→ **WHAT IS NEEDED**
Below are the records; collect from them each line containing the string "rest".
***** DATASET EXTRACT *****
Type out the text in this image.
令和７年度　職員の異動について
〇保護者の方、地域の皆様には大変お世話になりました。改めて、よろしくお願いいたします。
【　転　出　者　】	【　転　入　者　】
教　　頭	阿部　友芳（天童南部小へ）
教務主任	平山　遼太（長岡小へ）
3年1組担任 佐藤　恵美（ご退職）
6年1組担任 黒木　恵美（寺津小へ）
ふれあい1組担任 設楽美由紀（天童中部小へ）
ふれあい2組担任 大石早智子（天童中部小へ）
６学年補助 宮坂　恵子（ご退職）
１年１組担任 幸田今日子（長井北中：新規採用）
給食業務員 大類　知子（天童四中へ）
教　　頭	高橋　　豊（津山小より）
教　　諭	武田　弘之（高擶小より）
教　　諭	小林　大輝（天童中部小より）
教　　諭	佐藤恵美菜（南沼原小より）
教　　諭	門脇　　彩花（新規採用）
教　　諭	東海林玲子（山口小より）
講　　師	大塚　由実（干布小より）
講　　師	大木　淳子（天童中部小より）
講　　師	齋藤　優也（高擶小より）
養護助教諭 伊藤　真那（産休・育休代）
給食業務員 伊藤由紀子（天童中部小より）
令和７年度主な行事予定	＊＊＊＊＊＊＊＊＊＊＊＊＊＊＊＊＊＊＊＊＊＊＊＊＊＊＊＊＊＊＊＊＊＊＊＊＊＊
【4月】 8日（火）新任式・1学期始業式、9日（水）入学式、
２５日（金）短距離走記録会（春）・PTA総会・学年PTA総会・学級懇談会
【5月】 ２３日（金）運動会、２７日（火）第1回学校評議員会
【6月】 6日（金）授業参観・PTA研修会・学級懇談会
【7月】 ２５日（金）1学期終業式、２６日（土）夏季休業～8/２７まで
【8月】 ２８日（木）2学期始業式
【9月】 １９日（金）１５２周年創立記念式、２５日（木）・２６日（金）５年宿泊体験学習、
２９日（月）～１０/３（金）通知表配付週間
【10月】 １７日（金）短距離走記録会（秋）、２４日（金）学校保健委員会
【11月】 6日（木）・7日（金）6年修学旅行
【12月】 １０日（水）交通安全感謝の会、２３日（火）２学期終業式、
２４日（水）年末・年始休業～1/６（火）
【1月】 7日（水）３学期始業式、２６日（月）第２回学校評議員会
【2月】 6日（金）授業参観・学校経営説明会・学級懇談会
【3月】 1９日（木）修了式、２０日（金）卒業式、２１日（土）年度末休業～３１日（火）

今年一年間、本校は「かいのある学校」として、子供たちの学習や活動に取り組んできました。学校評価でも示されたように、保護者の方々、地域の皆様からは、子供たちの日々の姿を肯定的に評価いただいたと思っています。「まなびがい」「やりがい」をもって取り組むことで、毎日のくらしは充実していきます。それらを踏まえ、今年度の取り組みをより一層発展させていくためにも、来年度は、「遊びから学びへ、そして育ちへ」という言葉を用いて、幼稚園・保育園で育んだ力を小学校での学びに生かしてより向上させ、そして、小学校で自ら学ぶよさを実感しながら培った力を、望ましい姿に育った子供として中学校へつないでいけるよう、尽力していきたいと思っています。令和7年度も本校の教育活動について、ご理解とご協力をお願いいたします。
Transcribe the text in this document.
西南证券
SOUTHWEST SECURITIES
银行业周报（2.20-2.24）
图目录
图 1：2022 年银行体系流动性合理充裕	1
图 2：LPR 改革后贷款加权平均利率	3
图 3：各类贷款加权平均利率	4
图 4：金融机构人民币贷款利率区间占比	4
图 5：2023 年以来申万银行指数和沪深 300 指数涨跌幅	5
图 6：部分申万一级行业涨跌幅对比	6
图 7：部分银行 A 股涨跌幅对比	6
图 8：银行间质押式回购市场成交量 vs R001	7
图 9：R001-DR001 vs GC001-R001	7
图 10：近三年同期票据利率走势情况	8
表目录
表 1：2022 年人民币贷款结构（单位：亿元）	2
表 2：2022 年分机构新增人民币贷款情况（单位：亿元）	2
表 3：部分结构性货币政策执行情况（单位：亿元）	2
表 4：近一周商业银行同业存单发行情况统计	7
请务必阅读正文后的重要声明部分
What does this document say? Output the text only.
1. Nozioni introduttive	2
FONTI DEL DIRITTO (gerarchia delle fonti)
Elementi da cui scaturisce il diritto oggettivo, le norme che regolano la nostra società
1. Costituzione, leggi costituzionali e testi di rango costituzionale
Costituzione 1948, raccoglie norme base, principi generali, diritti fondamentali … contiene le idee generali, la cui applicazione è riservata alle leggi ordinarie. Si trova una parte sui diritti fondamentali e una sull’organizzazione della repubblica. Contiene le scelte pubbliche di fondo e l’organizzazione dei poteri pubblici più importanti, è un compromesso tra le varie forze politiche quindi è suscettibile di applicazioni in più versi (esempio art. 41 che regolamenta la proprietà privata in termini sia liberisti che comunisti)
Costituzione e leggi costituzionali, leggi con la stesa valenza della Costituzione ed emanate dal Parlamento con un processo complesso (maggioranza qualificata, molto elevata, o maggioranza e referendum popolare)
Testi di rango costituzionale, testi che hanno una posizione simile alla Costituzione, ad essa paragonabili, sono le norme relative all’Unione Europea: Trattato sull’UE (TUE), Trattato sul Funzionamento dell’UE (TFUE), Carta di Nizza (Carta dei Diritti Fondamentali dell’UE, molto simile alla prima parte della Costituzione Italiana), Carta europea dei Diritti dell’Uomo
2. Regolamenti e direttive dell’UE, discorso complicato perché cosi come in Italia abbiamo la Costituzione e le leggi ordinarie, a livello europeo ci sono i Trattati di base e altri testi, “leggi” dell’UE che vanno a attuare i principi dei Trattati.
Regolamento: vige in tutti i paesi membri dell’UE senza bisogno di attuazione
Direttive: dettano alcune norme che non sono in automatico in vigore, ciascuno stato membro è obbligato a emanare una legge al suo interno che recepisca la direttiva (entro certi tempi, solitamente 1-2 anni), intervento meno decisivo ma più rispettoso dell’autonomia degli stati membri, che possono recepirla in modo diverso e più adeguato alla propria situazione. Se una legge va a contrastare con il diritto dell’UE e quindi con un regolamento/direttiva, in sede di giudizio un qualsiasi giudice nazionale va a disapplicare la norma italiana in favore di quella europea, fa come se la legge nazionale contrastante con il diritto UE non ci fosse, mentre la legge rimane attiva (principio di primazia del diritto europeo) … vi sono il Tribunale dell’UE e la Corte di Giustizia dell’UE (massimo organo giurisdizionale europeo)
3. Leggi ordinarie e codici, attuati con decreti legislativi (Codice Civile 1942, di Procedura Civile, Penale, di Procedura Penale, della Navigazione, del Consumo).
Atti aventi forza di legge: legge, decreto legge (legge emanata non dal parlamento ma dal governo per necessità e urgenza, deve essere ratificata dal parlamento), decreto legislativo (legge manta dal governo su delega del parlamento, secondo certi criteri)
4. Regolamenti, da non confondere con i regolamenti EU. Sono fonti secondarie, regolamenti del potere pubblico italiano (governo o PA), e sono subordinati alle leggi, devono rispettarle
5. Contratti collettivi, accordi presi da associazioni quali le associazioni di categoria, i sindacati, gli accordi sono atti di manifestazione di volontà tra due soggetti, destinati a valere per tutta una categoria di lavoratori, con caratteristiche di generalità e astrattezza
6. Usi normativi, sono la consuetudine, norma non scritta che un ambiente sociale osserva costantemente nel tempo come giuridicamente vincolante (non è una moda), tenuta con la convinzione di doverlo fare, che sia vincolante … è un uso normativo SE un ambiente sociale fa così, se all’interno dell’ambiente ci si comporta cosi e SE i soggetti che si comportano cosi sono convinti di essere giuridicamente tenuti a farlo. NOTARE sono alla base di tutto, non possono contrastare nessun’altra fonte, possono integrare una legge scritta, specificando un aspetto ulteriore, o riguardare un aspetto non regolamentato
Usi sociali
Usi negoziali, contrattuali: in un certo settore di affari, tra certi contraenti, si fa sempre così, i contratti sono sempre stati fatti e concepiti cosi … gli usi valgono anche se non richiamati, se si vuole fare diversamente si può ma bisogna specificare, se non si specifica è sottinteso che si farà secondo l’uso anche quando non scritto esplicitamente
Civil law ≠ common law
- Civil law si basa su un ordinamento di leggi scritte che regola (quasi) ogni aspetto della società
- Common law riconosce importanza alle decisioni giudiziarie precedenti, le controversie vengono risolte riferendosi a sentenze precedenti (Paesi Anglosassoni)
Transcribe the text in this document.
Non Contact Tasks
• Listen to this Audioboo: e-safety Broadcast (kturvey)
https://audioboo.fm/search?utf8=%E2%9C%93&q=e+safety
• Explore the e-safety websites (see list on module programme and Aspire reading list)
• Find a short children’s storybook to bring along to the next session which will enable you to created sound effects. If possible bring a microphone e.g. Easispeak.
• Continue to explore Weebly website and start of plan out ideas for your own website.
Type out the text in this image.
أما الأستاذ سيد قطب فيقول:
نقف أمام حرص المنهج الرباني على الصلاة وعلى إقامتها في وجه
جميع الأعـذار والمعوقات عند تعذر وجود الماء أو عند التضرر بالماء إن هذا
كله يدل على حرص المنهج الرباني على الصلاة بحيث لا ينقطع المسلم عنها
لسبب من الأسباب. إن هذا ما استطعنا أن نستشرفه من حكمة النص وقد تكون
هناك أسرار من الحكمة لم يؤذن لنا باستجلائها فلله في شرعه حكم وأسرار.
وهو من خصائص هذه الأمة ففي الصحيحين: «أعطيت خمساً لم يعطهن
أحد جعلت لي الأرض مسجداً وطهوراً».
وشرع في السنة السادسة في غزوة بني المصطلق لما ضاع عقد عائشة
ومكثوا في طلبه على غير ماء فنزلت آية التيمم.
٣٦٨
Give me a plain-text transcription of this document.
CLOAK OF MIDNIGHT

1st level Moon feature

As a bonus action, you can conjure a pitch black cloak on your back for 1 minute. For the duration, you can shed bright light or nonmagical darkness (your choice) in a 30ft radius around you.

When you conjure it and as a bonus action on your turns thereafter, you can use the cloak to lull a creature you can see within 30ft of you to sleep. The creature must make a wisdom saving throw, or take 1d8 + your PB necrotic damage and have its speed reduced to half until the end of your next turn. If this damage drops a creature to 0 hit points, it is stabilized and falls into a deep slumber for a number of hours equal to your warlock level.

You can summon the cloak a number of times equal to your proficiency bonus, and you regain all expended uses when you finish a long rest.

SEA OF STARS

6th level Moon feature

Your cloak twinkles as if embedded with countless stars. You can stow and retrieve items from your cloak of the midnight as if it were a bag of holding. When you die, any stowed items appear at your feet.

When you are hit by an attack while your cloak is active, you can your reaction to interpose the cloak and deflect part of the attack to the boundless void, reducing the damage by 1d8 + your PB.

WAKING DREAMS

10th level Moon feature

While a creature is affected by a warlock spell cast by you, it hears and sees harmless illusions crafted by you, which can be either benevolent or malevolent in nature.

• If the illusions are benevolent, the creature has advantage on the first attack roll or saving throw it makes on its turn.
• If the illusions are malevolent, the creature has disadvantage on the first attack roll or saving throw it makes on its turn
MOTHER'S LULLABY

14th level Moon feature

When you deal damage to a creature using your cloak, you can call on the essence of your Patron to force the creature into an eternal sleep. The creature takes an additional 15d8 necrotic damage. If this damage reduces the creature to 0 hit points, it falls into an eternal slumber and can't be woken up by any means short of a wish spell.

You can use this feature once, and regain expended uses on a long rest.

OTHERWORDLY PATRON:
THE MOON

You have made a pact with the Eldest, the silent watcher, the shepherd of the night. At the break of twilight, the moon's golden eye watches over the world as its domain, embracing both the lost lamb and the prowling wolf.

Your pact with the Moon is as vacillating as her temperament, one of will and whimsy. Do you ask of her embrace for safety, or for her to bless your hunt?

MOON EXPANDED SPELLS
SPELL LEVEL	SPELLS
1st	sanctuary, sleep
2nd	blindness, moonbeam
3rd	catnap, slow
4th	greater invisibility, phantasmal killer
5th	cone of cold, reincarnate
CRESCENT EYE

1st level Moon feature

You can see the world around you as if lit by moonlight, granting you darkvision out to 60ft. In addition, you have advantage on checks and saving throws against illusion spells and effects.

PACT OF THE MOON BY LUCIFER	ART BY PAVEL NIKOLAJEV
*****
→ **FINISHED EXERCISE**
You can summon the cloak a number of times equal to your proficiency bonus, and you regain all expended uses when you finish a long rest.
You can use this feature once, and regain expended uses on a long rest.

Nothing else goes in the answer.